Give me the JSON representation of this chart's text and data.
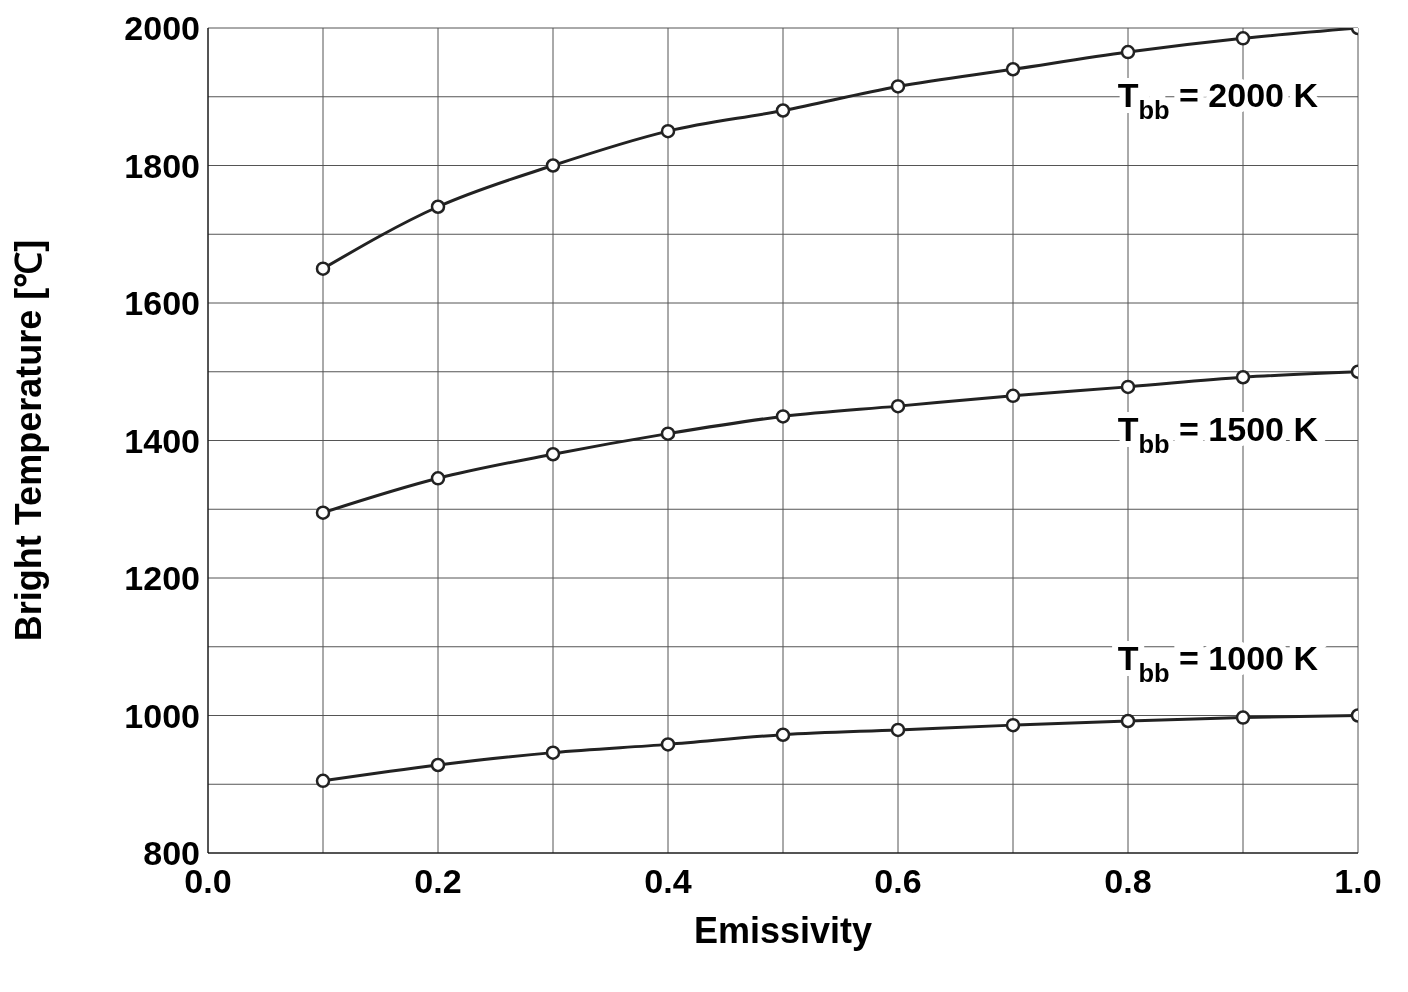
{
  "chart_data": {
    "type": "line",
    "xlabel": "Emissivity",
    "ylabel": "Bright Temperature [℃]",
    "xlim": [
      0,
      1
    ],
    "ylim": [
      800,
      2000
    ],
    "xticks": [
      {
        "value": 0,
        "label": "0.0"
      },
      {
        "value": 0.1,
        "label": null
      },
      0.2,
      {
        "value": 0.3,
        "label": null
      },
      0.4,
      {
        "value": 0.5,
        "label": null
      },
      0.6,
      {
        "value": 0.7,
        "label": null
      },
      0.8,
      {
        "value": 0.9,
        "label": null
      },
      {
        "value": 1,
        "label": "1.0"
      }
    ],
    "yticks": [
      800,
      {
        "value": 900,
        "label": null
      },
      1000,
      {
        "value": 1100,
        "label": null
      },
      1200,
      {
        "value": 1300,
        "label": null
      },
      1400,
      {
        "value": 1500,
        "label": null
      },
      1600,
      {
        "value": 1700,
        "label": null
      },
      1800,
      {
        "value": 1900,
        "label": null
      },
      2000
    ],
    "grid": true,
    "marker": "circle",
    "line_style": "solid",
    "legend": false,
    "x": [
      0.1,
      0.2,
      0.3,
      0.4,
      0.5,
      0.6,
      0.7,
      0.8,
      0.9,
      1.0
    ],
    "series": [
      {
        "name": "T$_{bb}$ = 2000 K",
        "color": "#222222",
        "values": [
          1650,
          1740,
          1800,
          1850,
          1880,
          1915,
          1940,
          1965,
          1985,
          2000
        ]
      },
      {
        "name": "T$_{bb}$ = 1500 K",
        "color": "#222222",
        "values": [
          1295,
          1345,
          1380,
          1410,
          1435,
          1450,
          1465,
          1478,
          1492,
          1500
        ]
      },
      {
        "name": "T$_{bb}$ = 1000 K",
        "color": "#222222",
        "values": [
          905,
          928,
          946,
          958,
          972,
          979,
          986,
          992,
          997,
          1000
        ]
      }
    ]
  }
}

※ ※ ※

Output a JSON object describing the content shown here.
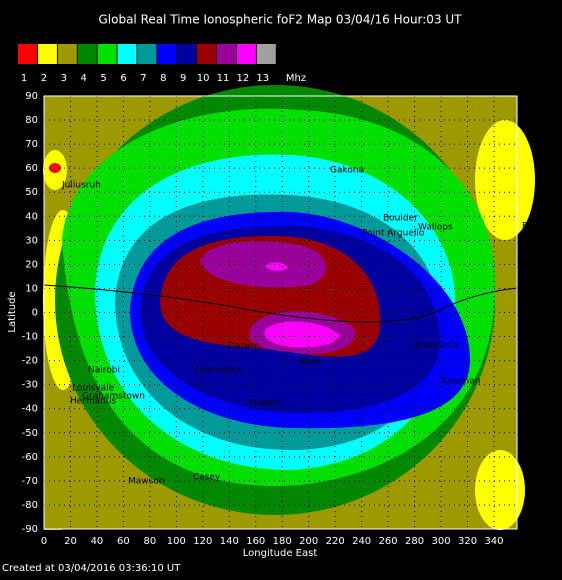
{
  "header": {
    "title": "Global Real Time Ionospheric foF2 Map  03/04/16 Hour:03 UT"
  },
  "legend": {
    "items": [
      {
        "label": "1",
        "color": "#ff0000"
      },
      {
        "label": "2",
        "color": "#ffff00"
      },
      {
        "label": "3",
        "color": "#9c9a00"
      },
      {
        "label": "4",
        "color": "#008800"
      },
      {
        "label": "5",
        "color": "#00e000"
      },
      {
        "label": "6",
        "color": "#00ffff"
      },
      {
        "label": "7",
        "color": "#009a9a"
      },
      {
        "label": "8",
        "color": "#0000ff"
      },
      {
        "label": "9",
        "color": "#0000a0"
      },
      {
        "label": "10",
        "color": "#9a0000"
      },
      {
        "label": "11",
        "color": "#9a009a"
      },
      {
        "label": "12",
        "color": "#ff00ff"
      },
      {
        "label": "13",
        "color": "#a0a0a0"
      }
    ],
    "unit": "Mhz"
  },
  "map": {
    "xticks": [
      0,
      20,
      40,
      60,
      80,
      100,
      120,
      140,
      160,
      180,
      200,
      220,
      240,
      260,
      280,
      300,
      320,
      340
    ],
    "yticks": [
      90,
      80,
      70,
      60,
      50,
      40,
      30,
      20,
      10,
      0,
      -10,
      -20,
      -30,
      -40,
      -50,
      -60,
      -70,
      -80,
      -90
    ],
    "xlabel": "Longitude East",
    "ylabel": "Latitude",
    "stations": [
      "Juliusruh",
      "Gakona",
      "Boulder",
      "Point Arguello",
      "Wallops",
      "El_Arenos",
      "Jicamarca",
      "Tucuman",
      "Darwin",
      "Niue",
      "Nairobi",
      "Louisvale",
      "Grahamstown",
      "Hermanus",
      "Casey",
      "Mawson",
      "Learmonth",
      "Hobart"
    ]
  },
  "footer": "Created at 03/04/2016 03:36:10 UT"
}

※ ※ ※

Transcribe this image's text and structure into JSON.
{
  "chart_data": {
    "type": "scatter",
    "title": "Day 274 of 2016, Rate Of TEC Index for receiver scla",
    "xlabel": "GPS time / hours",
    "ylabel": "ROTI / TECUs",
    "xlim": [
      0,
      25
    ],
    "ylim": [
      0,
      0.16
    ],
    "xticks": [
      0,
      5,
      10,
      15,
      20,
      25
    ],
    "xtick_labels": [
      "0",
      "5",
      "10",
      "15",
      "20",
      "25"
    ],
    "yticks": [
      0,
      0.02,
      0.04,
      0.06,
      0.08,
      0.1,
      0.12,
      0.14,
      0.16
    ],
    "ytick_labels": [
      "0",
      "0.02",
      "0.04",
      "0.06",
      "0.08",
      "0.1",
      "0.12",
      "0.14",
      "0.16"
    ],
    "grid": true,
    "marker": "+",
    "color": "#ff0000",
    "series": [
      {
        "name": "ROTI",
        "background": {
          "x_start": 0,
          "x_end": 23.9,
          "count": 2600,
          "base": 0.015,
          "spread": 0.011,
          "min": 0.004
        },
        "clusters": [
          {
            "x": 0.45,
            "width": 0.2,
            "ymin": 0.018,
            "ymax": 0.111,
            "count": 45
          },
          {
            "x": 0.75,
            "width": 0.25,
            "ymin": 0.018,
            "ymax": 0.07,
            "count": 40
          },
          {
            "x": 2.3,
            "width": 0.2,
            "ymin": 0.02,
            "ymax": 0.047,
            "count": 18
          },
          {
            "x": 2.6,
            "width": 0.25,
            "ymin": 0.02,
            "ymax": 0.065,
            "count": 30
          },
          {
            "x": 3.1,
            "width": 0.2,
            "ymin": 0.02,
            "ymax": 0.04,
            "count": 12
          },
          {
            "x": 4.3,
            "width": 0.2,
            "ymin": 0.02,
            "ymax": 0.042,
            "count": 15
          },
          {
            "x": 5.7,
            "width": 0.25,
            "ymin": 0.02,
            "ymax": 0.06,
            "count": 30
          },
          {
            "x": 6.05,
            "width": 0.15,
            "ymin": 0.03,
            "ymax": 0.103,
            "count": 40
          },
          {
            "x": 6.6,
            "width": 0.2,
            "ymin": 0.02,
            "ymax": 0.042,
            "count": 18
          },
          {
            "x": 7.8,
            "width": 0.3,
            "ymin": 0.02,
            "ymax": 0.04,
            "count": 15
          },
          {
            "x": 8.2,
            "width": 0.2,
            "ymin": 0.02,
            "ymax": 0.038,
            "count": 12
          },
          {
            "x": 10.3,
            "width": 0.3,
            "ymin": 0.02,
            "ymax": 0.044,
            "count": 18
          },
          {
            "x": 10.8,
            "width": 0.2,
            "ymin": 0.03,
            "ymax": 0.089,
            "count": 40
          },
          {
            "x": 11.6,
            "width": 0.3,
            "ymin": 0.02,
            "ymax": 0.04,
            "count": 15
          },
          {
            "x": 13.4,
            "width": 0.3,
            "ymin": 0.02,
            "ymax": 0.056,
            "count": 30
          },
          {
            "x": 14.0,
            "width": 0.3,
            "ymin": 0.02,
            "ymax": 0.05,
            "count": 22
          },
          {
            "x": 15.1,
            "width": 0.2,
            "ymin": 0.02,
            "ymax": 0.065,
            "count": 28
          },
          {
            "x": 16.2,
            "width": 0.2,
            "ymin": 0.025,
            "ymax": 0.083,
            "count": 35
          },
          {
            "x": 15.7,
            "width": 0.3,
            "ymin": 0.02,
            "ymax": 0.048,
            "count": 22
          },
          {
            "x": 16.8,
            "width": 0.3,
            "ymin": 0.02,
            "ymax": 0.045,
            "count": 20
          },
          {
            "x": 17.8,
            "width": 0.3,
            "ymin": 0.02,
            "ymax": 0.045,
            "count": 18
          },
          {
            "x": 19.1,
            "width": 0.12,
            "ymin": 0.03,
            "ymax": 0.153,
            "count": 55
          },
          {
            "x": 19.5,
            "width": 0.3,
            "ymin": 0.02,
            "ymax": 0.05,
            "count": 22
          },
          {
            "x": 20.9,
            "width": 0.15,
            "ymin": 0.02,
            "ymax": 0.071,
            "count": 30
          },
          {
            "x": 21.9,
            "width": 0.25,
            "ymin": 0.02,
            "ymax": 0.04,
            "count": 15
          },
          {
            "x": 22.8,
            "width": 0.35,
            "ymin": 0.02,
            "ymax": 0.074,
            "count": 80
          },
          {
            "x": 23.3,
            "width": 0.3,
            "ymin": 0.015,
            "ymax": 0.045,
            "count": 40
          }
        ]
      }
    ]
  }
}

※ ※ ※

### SET EXERCISE
Lines containing the word "xlabel" must all be returned from the material above.

### COMPLETE ANSWER
    "xlabel": "Emissivity",
    "xlabel": "Longitude East",
    "xlabel": "GPS time / hours",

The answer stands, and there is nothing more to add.